* Requirement *
Look through the data below. Pick out the lines holding the string "adshow".

+++ Provided entries +++

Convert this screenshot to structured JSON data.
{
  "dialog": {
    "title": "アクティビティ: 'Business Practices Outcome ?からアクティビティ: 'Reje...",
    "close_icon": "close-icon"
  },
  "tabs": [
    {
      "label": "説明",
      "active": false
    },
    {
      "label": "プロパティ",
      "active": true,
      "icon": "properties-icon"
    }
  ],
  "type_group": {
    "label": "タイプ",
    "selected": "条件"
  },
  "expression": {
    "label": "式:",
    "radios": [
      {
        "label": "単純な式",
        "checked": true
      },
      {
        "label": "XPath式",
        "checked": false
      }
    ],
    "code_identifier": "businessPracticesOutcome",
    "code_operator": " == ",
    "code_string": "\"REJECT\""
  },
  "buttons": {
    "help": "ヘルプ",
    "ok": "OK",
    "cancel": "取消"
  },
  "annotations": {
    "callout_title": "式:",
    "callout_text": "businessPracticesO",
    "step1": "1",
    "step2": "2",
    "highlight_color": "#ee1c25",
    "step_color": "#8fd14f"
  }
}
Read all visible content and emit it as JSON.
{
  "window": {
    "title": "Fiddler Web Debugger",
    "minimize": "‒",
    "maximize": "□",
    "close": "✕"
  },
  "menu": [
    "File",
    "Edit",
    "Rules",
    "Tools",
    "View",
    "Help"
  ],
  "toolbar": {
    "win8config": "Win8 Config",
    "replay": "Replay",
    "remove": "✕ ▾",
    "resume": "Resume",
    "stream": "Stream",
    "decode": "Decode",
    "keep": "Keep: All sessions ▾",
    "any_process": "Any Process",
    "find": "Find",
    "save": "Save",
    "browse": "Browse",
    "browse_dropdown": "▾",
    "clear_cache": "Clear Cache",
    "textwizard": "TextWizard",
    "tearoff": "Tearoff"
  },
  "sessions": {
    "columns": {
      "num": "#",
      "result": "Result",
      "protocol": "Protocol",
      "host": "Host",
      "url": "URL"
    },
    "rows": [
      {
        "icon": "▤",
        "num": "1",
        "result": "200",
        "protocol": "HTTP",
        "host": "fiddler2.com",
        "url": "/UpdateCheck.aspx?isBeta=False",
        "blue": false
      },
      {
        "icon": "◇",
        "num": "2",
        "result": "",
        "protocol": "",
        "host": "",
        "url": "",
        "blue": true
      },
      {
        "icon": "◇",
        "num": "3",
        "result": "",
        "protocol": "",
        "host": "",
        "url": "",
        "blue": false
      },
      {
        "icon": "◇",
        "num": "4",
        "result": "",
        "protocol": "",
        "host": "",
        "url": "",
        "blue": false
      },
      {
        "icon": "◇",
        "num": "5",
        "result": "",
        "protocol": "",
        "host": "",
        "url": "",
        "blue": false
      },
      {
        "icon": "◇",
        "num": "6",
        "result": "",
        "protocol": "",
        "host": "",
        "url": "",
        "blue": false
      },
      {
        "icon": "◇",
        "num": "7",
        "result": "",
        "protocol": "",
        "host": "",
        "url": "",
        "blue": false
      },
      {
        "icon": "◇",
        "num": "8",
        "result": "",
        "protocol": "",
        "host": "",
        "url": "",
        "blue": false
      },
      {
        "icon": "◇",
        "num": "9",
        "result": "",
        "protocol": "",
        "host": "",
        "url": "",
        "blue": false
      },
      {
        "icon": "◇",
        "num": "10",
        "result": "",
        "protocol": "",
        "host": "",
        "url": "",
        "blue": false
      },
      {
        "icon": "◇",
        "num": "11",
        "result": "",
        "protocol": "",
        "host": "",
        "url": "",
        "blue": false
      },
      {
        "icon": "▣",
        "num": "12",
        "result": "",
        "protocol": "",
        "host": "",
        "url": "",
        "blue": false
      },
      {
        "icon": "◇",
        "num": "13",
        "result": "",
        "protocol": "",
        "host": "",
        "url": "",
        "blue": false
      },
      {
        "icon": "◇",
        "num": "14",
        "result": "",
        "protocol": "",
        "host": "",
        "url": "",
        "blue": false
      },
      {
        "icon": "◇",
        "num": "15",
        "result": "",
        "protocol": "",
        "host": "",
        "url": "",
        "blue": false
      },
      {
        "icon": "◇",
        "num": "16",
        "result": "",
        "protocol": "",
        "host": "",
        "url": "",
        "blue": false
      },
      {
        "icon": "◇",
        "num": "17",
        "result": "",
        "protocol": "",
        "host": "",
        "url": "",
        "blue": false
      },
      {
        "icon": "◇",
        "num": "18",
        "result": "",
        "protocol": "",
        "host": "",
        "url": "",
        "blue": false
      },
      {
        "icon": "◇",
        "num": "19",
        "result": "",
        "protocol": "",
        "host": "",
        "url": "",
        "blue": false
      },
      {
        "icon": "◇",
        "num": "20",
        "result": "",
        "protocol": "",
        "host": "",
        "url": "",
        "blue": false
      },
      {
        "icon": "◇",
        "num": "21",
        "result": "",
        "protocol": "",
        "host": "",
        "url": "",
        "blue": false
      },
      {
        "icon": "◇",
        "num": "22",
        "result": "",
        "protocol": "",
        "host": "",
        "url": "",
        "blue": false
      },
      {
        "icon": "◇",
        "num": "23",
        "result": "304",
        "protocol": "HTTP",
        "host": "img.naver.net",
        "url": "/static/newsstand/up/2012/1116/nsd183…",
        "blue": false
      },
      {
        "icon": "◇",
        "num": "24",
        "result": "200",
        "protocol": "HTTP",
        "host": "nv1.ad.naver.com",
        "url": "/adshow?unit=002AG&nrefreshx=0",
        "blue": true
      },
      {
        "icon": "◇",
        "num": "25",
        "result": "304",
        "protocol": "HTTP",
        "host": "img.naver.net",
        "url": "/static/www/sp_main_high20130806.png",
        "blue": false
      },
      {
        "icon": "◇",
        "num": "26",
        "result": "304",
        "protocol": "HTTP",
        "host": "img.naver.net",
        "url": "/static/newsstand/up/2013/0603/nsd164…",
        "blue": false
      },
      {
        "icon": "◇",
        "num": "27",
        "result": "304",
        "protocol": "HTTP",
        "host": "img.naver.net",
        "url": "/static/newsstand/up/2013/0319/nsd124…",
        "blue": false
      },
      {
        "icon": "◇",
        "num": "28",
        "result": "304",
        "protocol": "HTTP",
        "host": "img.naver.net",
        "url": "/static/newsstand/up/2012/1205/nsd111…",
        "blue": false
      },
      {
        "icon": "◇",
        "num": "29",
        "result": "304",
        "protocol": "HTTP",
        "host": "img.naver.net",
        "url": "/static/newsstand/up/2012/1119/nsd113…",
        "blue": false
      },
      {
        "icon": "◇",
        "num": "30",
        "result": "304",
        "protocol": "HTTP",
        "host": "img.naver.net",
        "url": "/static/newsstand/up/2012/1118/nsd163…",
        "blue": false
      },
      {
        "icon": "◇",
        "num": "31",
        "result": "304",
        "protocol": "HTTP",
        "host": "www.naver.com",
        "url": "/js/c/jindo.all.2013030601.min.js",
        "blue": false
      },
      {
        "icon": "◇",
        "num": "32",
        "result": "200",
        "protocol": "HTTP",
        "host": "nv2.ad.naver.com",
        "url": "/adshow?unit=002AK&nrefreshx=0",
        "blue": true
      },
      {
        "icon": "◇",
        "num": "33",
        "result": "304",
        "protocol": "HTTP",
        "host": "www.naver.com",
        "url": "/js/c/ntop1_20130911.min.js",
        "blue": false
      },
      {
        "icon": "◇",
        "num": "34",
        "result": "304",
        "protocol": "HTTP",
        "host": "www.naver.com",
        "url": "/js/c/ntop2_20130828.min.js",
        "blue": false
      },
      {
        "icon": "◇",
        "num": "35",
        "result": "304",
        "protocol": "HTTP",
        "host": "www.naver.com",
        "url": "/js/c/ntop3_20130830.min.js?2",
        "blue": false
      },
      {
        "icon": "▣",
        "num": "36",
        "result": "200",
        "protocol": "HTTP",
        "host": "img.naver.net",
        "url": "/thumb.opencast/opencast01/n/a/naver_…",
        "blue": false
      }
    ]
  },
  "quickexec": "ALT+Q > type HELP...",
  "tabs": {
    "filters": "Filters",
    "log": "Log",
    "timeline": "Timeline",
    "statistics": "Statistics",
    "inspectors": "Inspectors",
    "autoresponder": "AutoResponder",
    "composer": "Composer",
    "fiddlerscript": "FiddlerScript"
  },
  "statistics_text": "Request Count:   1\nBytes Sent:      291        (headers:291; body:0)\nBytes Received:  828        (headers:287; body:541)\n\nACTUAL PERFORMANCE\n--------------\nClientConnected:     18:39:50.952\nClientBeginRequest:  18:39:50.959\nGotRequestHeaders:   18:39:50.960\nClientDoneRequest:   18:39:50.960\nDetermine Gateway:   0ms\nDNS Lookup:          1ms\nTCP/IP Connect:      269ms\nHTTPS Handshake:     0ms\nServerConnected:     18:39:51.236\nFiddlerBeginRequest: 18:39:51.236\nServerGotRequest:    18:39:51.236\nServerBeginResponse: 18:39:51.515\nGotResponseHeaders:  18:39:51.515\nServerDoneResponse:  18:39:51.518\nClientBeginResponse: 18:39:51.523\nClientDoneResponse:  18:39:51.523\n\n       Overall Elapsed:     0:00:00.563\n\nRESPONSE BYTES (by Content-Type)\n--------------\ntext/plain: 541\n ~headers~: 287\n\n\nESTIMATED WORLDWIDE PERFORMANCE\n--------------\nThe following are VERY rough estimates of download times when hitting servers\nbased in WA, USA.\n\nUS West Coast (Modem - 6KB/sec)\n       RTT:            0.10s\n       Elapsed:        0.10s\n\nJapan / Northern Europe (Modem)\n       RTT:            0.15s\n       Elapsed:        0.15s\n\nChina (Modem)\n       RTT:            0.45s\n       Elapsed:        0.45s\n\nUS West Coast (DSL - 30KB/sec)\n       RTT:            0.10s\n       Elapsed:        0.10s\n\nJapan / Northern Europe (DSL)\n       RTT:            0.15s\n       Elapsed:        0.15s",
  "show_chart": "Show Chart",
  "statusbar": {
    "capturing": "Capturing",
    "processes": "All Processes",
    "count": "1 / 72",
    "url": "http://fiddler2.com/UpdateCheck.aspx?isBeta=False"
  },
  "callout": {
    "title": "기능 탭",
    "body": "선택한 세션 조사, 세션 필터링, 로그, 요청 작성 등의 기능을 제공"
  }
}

+++

* Final answer *
        "url": "/adshow?unit=002AG&nrefreshx=0",
        "url": "/adshow?unit=002AK&nrefreshx=0",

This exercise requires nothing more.